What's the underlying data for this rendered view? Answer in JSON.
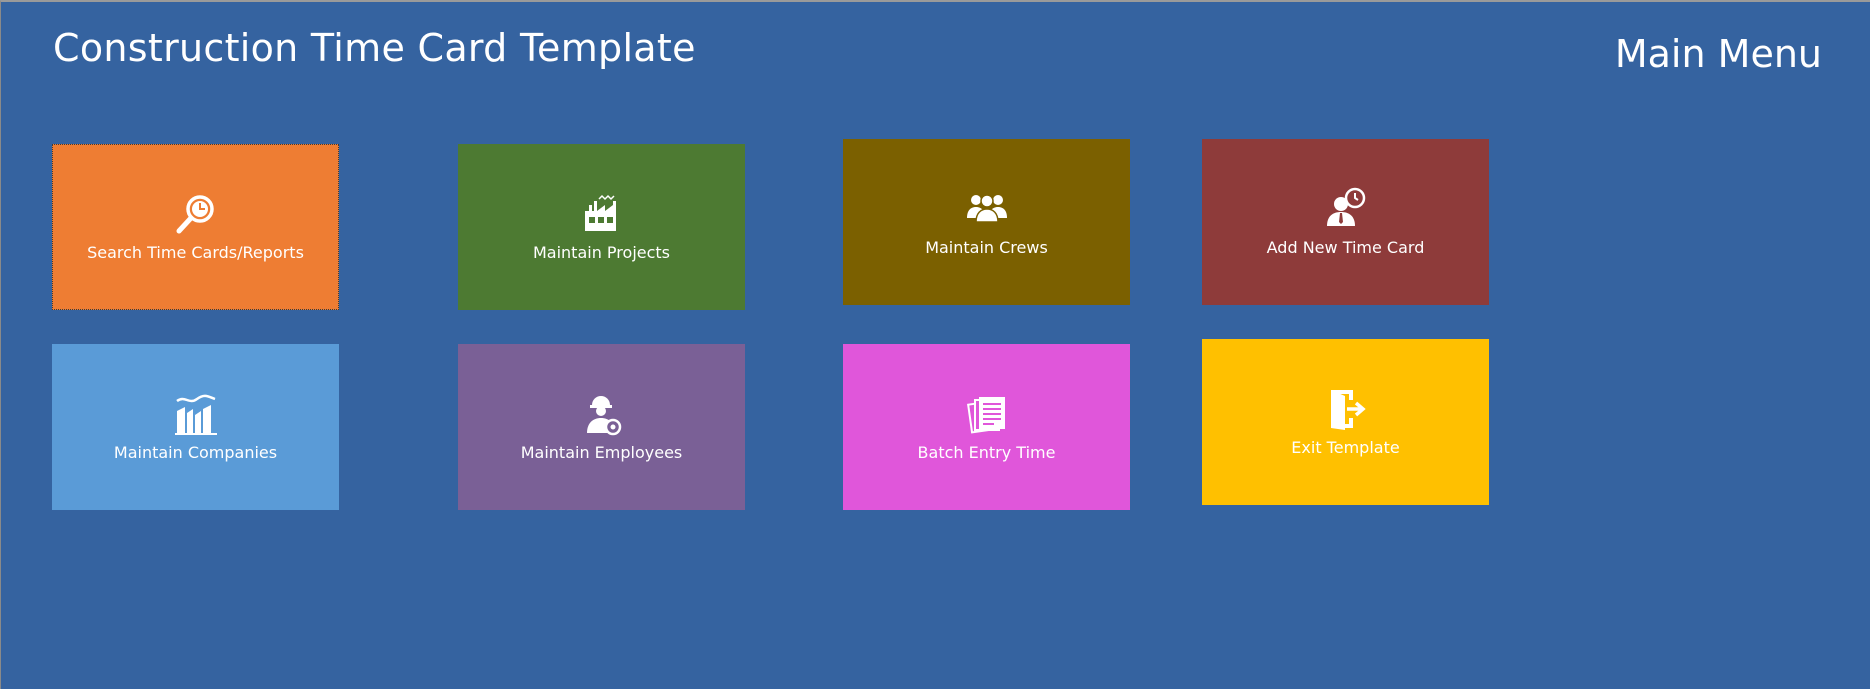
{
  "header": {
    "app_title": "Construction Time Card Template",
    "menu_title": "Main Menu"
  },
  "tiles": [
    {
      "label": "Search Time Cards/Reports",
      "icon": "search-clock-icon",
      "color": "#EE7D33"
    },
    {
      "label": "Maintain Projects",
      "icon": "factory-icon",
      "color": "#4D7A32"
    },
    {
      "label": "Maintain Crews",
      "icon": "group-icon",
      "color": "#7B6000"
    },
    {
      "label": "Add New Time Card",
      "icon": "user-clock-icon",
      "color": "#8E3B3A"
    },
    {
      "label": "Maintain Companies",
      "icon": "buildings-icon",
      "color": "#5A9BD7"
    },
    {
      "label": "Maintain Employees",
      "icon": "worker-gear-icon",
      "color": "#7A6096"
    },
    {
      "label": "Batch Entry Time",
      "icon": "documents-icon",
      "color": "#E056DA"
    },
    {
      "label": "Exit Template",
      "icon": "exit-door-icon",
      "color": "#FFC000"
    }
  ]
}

■ ■ ■ ■

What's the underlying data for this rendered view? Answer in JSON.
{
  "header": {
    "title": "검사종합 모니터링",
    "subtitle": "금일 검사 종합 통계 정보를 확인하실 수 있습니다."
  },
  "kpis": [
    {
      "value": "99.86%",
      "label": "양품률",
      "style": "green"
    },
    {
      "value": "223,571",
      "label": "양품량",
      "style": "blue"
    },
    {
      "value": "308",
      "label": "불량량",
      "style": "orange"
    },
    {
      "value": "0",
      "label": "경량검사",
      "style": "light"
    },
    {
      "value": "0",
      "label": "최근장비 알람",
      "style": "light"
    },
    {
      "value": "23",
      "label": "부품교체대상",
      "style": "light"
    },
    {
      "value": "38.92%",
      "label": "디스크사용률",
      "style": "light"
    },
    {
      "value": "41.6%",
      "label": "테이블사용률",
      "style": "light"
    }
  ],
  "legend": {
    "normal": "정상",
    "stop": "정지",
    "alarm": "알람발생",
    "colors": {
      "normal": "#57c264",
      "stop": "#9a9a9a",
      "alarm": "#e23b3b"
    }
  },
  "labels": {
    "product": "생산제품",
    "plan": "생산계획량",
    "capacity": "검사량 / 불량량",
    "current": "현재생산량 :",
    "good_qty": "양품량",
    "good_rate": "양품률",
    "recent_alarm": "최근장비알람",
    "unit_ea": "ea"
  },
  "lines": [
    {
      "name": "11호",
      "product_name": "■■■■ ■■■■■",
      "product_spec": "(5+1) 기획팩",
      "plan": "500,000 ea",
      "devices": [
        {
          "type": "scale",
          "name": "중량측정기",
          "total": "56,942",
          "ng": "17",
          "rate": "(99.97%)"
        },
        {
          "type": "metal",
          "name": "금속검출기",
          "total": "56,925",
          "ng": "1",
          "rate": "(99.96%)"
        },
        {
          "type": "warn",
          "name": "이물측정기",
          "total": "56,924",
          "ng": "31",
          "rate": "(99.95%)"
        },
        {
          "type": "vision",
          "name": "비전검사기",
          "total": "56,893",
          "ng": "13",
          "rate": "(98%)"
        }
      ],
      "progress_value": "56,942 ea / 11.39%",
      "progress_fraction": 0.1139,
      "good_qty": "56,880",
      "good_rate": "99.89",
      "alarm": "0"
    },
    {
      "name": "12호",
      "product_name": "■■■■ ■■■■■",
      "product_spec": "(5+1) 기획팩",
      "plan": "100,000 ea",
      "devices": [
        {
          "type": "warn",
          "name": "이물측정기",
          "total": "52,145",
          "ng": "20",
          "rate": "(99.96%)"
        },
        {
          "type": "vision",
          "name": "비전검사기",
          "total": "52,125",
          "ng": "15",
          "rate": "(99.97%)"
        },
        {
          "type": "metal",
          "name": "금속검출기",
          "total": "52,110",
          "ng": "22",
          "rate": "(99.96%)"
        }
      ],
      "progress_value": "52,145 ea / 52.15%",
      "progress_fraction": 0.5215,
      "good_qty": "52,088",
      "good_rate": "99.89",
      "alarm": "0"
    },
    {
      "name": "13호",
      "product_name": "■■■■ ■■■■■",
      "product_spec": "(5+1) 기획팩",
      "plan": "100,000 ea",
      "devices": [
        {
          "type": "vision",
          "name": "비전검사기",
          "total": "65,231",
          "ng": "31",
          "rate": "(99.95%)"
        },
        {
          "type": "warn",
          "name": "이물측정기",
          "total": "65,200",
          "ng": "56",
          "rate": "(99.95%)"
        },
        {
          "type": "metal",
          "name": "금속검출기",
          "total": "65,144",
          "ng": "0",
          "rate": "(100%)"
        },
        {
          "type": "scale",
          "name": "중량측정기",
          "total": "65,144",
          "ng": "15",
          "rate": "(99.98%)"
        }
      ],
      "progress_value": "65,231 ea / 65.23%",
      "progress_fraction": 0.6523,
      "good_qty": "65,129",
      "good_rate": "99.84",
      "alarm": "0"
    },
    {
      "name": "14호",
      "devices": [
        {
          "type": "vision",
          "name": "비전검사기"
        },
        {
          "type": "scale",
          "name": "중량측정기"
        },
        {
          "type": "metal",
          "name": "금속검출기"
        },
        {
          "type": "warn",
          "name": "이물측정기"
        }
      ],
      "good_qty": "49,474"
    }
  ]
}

■ ■ ■ ■

#### PROBLEM DESCRIPTION
Filter the listing above for the string "plan" and copy every matching line.

#### WRITTEN RESPONSE
    "plan": "생산계획량",
      "plan": "500,000 ea",
      "plan": "100,000 ea",
      "plan": "100,000 ea",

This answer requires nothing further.